Records held in a dataset:
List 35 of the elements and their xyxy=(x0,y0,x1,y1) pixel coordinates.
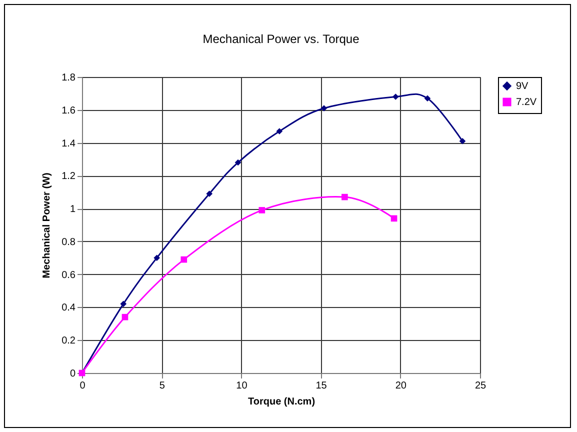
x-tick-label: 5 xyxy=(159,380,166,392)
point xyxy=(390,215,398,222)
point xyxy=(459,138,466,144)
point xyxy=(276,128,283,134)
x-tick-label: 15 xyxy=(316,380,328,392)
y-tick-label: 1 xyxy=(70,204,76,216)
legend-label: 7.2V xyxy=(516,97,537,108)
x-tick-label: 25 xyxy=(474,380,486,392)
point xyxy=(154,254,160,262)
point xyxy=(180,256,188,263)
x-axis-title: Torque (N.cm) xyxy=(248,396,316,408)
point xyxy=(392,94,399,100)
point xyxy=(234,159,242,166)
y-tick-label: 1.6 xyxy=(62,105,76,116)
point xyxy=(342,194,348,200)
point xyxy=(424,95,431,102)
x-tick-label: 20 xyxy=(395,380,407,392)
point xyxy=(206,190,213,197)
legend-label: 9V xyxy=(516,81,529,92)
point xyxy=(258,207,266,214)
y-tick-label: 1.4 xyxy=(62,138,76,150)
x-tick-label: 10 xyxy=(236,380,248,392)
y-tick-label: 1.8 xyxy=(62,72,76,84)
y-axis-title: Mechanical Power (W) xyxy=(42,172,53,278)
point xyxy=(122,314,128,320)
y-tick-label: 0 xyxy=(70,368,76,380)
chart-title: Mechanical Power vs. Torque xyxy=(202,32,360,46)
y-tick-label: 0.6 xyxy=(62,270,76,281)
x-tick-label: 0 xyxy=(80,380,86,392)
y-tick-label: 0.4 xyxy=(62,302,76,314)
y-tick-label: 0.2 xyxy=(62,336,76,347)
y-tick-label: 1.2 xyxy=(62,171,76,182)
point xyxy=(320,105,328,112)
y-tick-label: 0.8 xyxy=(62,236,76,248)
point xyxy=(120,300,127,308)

==

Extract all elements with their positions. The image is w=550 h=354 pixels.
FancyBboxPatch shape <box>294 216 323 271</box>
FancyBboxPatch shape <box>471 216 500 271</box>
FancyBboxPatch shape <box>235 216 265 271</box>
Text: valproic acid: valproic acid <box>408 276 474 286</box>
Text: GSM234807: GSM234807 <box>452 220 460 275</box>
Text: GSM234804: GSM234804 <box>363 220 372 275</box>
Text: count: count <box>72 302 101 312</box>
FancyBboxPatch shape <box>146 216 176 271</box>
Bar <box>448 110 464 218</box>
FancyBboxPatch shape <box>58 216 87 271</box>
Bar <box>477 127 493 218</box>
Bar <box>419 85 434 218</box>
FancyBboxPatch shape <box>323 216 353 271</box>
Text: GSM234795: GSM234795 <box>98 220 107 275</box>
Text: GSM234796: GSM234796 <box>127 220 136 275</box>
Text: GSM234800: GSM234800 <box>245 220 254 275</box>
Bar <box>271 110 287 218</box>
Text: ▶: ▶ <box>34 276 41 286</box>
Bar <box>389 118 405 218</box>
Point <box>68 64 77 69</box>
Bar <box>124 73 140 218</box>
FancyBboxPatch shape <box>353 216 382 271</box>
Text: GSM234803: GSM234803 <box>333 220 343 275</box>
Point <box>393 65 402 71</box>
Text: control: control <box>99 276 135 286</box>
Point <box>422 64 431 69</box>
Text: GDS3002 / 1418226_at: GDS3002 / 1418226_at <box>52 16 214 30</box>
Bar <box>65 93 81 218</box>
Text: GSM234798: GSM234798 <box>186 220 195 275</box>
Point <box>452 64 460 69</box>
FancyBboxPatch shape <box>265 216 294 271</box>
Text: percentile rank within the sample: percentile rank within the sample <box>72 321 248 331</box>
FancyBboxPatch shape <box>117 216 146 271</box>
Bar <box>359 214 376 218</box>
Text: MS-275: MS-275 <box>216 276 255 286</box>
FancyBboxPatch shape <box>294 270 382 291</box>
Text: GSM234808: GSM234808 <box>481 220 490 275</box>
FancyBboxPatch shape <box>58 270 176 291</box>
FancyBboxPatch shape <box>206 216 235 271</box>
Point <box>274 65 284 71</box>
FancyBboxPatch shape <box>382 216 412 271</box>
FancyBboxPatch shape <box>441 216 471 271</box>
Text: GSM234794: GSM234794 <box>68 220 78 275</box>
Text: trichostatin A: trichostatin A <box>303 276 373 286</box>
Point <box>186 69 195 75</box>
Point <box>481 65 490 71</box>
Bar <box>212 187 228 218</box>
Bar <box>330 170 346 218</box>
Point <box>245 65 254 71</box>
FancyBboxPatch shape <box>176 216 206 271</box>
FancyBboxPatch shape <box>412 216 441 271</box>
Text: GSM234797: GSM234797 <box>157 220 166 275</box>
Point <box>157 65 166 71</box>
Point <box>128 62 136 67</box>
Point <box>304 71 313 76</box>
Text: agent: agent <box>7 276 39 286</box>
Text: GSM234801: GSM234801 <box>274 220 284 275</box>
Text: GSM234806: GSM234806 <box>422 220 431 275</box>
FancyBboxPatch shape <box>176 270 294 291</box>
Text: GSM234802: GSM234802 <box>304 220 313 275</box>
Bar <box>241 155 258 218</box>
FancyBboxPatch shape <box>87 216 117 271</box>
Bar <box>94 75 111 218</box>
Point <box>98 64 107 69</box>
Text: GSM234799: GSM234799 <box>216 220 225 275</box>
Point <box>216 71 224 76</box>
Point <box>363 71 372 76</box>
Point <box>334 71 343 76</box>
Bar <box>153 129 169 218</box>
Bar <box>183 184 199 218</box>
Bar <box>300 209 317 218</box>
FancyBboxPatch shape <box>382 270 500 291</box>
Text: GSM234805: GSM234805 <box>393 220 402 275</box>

Objective: Put the lines of the listing into a JSON list of strings, one string per line and no blank lines. Begin with the line containing "Extract all elements" and continue through the line containing "Bar <box>419 85 434 218</box>", including both.

Output of the exercise:
[
  "Extract all elements with their positions. The image is w=550 h=354 pixels.",
  "FancyBboxPatch shape <box>294 216 323 271</box>",
  "FancyBboxPatch shape <box>471 216 500 271</box>",
  "FancyBboxPatch shape <box>235 216 265 271</box>",
  "Text: valproic acid: valproic acid <box>408 276 474 286</box>",
  "Text: GSM234807: GSM234807 <box>452 220 460 275</box>",
  "Text: GSM234804: GSM234804 <box>363 220 372 275</box>",
  "Text: count: count <box>72 302 101 312</box>",
  "FancyBboxPatch shape <box>146 216 176 271</box>",
  "Bar <box>448 110 464 218</box>",
  "FancyBboxPatch shape <box>58 216 87 271</box>",
  "Bar <box>477 127 493 218</box>",
  "Bar <box>419 85 434 218</box>"
]